Please lay out all of these lines as a Markdown table with the columns No. and Line, numbering each row and leaving out any blank lines.

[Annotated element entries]
>>>
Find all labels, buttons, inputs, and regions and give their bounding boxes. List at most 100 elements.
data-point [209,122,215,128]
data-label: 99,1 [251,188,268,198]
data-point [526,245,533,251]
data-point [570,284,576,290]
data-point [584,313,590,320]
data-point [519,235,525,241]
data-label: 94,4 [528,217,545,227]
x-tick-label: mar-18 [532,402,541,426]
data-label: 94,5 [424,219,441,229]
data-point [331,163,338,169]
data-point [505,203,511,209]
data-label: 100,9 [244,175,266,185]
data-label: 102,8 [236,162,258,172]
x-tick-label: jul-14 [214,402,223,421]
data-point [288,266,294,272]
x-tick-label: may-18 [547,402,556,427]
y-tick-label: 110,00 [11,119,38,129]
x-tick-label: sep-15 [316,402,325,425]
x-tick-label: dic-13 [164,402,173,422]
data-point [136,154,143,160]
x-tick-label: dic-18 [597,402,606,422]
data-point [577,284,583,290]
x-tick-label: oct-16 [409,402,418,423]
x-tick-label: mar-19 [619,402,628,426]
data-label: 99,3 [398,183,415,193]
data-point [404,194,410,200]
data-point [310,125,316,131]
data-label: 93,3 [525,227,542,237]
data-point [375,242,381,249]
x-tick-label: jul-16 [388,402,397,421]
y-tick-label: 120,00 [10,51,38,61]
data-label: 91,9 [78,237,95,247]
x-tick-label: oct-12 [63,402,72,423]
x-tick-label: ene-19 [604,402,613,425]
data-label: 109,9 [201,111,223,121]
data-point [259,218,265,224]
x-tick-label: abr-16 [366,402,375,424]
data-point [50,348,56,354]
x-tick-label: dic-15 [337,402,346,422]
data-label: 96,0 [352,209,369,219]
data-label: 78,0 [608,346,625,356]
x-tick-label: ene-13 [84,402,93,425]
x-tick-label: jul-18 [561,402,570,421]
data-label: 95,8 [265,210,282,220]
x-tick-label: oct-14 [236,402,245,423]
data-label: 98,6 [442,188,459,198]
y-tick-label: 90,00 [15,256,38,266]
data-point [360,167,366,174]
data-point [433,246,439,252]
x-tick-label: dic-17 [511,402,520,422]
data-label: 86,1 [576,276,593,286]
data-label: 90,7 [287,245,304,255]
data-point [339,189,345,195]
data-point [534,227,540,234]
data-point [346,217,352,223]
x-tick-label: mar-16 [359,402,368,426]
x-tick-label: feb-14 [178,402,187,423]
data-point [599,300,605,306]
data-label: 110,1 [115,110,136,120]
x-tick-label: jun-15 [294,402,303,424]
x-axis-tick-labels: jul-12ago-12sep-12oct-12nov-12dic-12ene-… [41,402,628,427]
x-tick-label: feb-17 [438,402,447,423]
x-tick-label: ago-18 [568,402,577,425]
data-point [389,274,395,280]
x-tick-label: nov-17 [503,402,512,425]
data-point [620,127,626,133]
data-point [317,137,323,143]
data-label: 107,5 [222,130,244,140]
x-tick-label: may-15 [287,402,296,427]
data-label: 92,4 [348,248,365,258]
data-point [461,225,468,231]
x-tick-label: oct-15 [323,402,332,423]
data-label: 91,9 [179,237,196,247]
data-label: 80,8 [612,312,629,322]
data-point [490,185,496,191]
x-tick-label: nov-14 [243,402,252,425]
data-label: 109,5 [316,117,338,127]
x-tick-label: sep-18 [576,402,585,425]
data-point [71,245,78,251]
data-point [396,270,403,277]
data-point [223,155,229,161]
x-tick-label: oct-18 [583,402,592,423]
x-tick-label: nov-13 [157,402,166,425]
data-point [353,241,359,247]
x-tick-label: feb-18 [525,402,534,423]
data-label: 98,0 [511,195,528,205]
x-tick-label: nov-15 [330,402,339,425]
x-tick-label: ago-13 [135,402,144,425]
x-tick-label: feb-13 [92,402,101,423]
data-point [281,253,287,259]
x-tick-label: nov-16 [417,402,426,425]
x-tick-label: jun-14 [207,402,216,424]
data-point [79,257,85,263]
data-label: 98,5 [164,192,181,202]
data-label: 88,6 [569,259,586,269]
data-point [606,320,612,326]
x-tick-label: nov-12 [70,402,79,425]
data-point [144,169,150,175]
<<<
- Result for this task:
| No. | Line |
|---|---|
| 1 | Find all labels, buttons, inputs, and regions and give their bounding boxes. List at most 100 elements. |
| 2 | data-point [209,122,215,128] |
| 3 | data-label: 99,1 [251,188,268,198] |
| 4 | data-point [526,245,533,251] |
| 5 | data-point [570,284,576,290] |
| 6 | data-point [584,313,590,320] |
| 7 | data-point [519,235,525,241] |
| 8 | data-label: 94,4 [528,217,545,227] |
| 9 | x-tick-label: mar-18 [532,402,541,426] |
| 10 | data-label: 94,5 [424,219,441,229] |
| 11 | data-point [331,163,338,169] |
| 12 | data-point [505,203,511,209] |
| 13 | data-label: 100,9 [244,175,266,185] |
| 14 | data-label: 102,8 [236,162,258,172] |
| 15 | x-tick-label: jul-14 [214,402,223,421] |
| 16 | data-point [288,266,294,272] |
| 17 | x-tick-label: may-18 [547,402,556,427] |
| 18 | y-tick-label: 110,00 [11,119,38,129] |
| 19 | x-tick-label: sep-15 [316,402,325,425] |
| 20 | x-tick-label: dic-13 [164,402,173,422] |
| 21 | data-point [136,154,143,160] |
| 22 | x-tick-label: dic-18 [597,402,606,422] |
| 23 | data-point [577,284,583,290] |
| 24 | x-tick-label: oct-16 [409,402,418,423] |
| 25 | x-tick-label: mar-19 [619,402,628,426] |
| 26 | data-label: 99,3 [398,183,415,193] |
| 27 | data-point [404,194,410,200] |
| 28 | data-point [310,125,316,131] |
| 29 | data-label: 93,3 [525,227,542,237] |
| 30 | data-point [375,242,381,249] |
| 31 | x-tick-label: jul-16 [388,402,397,421] |
| 32 | y-tick-label: 120,00 [10,51,38,61] |
| 33 | data-label: 91,9 [78,237,95,247] |
| 34 | x-tick-label: oct-12 [63,402,72,423] |
| 35 | x-tick-label: ene-19 [604,402,613,425] |
| 36 | data-label: 109,9 [201,111,223,121] |
| 37 | data-point [259,218,265,224] |
| 38 | x-tick-label: abr-16 [366,402,375,424] |
| 39 | data-point [50,348,56,354] |
| 40 | x-tick-label: dic-15 [337,402,346,422] |
| 41 | data-label: 96,0 [352,209,369,219] |
| 42 | data-label: 78,0 [608,346,625,356] |
| 43 | x-tick-label: ene-13 [84,402,93,425] |
| 44 | x-tick-label: jul-18 [561,402,570,421] |
| 45 | data-label: 95,8 [265,210,282,220] |
| 46 | x-tick-label: oct-14 [236,402,245,423] |
| 47 | data-label: 98,6 [442,188,459,198] |
| 48 | y-tick-label: 90,00 [15,256,38,266] |
| 49 | data-point [360,167,366,174] |
| 50 | data-point [433,246,439,252] |
| 51 | x-tick-label: dic-17 [511,402,520,422] |
| 52 | data-label: 86,1 [576,276,593,286] |
| 53 | data-label: 90,7 [287,245,304,255] |
| 54 | data-point [339,189,345,195] |
| 55 | data-point [534,227,540,234] |
| 56 | data-point [346,217,352,223] |
| 57 | x-tick-label: mar-16 [359,402,368,426] |
| 58 | x-tick-label: feb-14 [178,402,187,423] |
| 59 | data-point [599,300,605,306] |
| 60 | data-label: 110,1 [115,110,136,120] |
| 61 | x-tick-label: jun-15 [294,402,303,424] |
| 62 | x-axis-tick-labels: jul-12ago-12sep-12oct-12nov-12dic-12ene-… [41,402,628,427] |
| 63 | x-tick-label: feb-17 [438,402,447,423] |
| 64 | x-tick-label: ago-18 [568,402,577,425] |
| 65 | data-point [389,274,395,280] |
| 66 | x-tick-label: nov-17 [503,402,512,425] |
| 67 | data-point [620,127,626,133] |
| 68 | data-point [317,137,323,143] |
| 69 | data-label: 107,5 [222,130,244,140] |
| 70 | x-tick-label: may-15 [287,402,296,427] |
| 71 | data-label: 92,4 [348,248,365,258] |
| 72 | data-point [461,225,468,231] |
| 73 | x-tick-label: oct-15 [323,402,332,423] |
| 74 | data-label: 91,9 [179,237,196,247] |
| 75 | data-label: 80,8 [612,312,629,322] |
| 76 | data-point [490,185,496,191] |
| 77 | x-tick-label: nov-14 [243,402,252,425] |
| 78 | data-label: 109,5 [316,117,338,127] |
| 79 | x-tick-label: sep-18 [576,402,585,425] |
| 80 | data-point [71,245,78,251] |
| 81 | data-point [396,270,403,277] |
| 82 | data-point [223,155,229,161] |
| 83 | x-tick-label: oct-18 [583,402,592,423] |
| 84 | x-tick-label: nov-13 [157,402,166,425] |
| 85 | data-point [353,241,359,247] |
| 86 | x-tick-label: feb-18 [525,402,534,423] |
| 87 | data-label: 98,0 [511,195,528,205] |
| 88 | x-tick-label: nov-15 [330,402,339,425] |
| 89 | x-tick-label: ago-13 [135,402,144,425] |
| 90 | x-tick-label: feb-13 [92,402,101,423] |
| 91 | data-point [281,253,287,259] |
| 92 | x-tick-label: nov-16 [417,402,426,425] |
| 93 | x-tick-label: jun-14 [207,402,216,424] |
| 94 | data-point [79,257,85,263] |
| 95 | data-label: 98,5 [164,192,181,202] |
| 96 | data-label: 88,6 [569,259,586,269] |
| 97 | data-point [606,320,612,326] |
| 98 | x-tick-label: nov-12 [70,402,79,425] |
| 99 | data-point [144,169,150,175] |